» **BRIEF**
Give back all the data exactly, line by line.

» **RECORDS SUPPLIED**

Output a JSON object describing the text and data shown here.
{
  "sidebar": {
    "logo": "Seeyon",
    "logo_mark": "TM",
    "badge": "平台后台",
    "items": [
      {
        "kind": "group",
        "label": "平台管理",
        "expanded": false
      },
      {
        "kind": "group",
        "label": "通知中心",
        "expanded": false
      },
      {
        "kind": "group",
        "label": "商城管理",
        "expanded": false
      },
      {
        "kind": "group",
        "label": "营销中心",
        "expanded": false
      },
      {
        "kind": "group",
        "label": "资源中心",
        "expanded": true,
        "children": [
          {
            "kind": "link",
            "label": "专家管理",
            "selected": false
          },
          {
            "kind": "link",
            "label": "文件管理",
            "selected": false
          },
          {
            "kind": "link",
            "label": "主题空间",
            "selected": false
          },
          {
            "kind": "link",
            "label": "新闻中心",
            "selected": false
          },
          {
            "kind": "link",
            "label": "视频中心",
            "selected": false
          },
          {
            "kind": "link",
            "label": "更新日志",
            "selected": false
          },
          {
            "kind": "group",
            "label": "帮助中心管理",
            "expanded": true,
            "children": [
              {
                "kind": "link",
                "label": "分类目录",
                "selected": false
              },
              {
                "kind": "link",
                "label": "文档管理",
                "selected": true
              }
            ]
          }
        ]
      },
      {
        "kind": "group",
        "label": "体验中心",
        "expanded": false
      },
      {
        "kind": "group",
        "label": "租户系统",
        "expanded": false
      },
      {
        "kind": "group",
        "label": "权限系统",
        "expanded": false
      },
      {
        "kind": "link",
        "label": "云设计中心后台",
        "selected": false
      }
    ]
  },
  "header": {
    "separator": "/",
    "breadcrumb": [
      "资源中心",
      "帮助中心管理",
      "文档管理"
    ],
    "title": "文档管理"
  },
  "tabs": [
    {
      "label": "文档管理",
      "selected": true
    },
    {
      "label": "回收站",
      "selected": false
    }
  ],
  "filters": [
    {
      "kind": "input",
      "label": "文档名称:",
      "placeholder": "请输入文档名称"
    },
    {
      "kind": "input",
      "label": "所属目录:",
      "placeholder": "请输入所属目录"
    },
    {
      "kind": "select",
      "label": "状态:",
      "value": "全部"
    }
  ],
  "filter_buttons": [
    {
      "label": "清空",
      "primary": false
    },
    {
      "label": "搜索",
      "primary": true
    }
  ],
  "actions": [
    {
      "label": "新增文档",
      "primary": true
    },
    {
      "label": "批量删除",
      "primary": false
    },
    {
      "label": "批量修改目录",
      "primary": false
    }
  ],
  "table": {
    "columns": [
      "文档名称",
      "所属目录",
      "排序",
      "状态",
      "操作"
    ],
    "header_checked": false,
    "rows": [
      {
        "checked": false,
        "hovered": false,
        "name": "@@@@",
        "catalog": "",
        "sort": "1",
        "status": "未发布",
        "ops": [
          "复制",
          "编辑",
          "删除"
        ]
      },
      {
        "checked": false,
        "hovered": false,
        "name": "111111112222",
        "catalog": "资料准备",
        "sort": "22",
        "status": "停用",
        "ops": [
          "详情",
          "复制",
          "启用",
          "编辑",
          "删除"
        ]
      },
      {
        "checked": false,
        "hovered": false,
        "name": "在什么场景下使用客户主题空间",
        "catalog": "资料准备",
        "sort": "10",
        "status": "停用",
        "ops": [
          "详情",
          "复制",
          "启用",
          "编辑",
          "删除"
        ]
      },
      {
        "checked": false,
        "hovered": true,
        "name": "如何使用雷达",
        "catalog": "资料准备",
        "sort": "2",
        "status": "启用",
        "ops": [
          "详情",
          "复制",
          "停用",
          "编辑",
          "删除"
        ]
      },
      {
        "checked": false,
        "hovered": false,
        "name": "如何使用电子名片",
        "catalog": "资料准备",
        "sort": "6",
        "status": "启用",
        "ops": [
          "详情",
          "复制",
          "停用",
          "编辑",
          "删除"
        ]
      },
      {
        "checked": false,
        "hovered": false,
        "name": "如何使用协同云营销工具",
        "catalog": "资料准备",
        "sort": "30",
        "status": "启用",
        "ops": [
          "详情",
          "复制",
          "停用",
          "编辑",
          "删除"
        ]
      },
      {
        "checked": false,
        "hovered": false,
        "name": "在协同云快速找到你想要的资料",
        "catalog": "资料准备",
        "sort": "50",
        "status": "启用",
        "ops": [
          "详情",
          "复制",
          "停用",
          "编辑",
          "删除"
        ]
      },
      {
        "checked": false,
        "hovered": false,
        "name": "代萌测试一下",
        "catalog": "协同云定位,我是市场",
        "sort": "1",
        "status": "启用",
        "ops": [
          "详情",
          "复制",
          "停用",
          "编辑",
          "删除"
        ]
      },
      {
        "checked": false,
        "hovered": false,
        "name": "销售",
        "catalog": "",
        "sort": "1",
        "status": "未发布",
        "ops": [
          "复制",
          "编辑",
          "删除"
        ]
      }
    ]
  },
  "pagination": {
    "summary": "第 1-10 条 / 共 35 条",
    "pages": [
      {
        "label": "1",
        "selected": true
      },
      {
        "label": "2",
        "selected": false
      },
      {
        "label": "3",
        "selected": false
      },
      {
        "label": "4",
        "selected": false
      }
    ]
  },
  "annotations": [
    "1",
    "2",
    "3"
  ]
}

» **COMPLETED EXERCISE**
Output a JSON object describing the text and data shown here.
{
  "sidebar": {
    "logo": "Seeyon",
    "logo_mark": "TM",
    "badge": "平台后台",
    "items": [
      {
        "kind": "group",
        "label": "平台管理",
        "expanded": false
      },
      {
        "kind": "group",
        "label": "通知中心",
        "expanded": false
      },
      {
        "kind": "group",
        "label": "商城管理",
        "expanded": false
      },
      {
        "kind": "group",
        "label": "营销中心",
        "expanded": false
      },
      {
        "kind": "group",
        "label": "资源中心",
        "expanded": true,
        "children": [
          {
            "kind": "link",
            "label": "专家管理",
            "selected": false
          },
          {
            "kind": "link",
            "label": "文件管理",
            "selected": false
          },
          {
            "kind": "link",
            "label": "主题空间",
            "selected": false
          },
          {
            "kind": "link",
            "label": "新闻中心",
            "selected": false
          },
          {
            "kind": "link",
            "label": "视频中心",
            "selected": false
          },
          {
            "kind": "link",
            "label": "更新日志",
            "selected": false
          },
          {
            "kind": "group",
            "label": "帮助中心管理",
            "expanded": true,
            "children": [
              {
                "kind": "link",
                "label": "分类目录",
                "selected": false
              },
              {
                "kind": "link",
                "label": "文档管理",
                "selected": true
              }
            ]
          }
        ]
      },
      {
        "kind": "group",
        "label": "体验中心",
        "expanded": false
      },
      {
        "kind": "group",
        "label": "租户系统",
        "expanded": false
      },
      {
        "kind": "group",
        "label": "权限系统",
        "expanded": false
      },
      {
        "kind": "link",
        "label": "云设计中心后台",
        "selected": false
      }
    ]
  },
  "header": {
    "separator": "/",
    "breadcrumb": [
      "资源中心",
      "帮助中心管理",
      "文档管理"
    ],
    "title": "文档管理"
  },
  "tabs": [
    {
      "label": "文档管理",
      "selected": true
    },
    {
      "label": "回收站",
      "selected": false
    }
  ],
  "filters": [
    {
      "kind": "input",
      "label": "文档名称:",
      "placeholder": "请输入文档名称"
    },
    {
      "kind": "input",
      "label": "所属目录:",
      "placeholder": "请输入所属目录"
    },
    {
      "kind": "select",
      "label": "状态:",
      "value": "全部"
    }
  ],
  "filter_buttons": [
    {
      "label": "清空",
      "primary": false
    },
    {
      "label": "搜索",
      "primary": true
    }
  ],
  "actions": [
    {
      "label": "新增文档",
      "primary": true
    },
    {
      "label": "批量删除",
      "primary": false
    },
    {
      "label": "批量修改目录",
      "primary": false
    }
  ],
  "table": {
    "columns": [
      "文档名称",
      "所属目录",
      "排序",
      "状态",
      "操作"
    ],
    "header_checked": false,
    "rows": [
      {
        "checked": false,
        "hovered": false,
        "name": "@@@@",
        "catalog": "",
        "sort": "1",
        "status": "未发布",
        "ops": [
          "复制",
          "编辑",
          "删除"
        ]
      },
      {
        "checked": false,
        "hovered": false,
        "name": "111111112222",
        "catalog": "资料准备",
        "sort": "22",
        "status": "停用",
        "ops": [
          "详情",
          "复制",
          "启用",
          "编辑",
          "删除"
        ]
      },
      {
        "checked": false,
        "hovered": false,
        "name": "在什么场景下使用客户主题空间",
        "catalog": "资料准备",
        "sort": "10",
        "status": "停用",
        "ops": [
          "详情",
          "复制",
          "启用",
          "编辑",
          "删除"
        ]
      },
      {
        "checked": false,
        "hovered": true,
        "name": "如何使用雷达",
        "catalog": "资料准备",
        "sort": "2",
        "status": "启用",
        "ops": [
          "详情",
          "复制",
          "停用",
          "编辑",
          "删除"
        ]
      },
      {
        "checked": false,
        "hovered": false,
        "name": "如何使用电子名片",
        "catalog": "资料准备",
        "sort": "6",
        "status": "启用",
        "ops": [
          "详情",
          "复制",
          "停用",
          "编辑",
          "删除"
        ]
      },
      {
        "checked": false,
        "hovered": false,
        "name": "如何使用协同云营销工具",
        "catalog": "资料准备",
        "sort": "30",
        "status": "启用",
        "ops": [
          "详情",
          "复制",
          "停用",
          "编辑",
          "删除"
        ]
      },
      {
        "checked": false,
        "hovered": false,
        "name": "在协同云快速找到你想要的资料",
        "catalog": "资料准备",
        "sort": "50",
        "status": "启用",
        "ops": [
          "详情",
          "复制",
          "停用",
          "编辑",
          "删除"
        ]
      },
      {
        "checked": false,
        "hovered": false,
        "name": "代萌测试一下",
        "catalog": "协同云定位,我是市场",
        "sort": "1",
        "status": "启用",
        "ops": [
          "详情",
          "复制",
          "停用",
          "编辑",
          "删除"
        ]
      },
      {
        "checked": false,
        "hovered": false,
        "name": "销售",
        "catalog": "",
        "sort": "1",
        "status": "未发布",
        "ops": [
          "复制",
          "编辑",
          "删除"
        ]
      }
    ]
  },
  "pagination": {
    "summary": "第 1-10 条 / 共 35 条",
    "pages": [
      {
        "label": "1",
        "selected": true
      },
      {
        "label": "2",
        "selected": false
      },
      {
        "label": "3",
        "selected": false
      },
      {
        "label": "4",
        "selected": false
      }
    ]
  },
  "annotations": [
    "1",
    "2",
    "3"
  ]
}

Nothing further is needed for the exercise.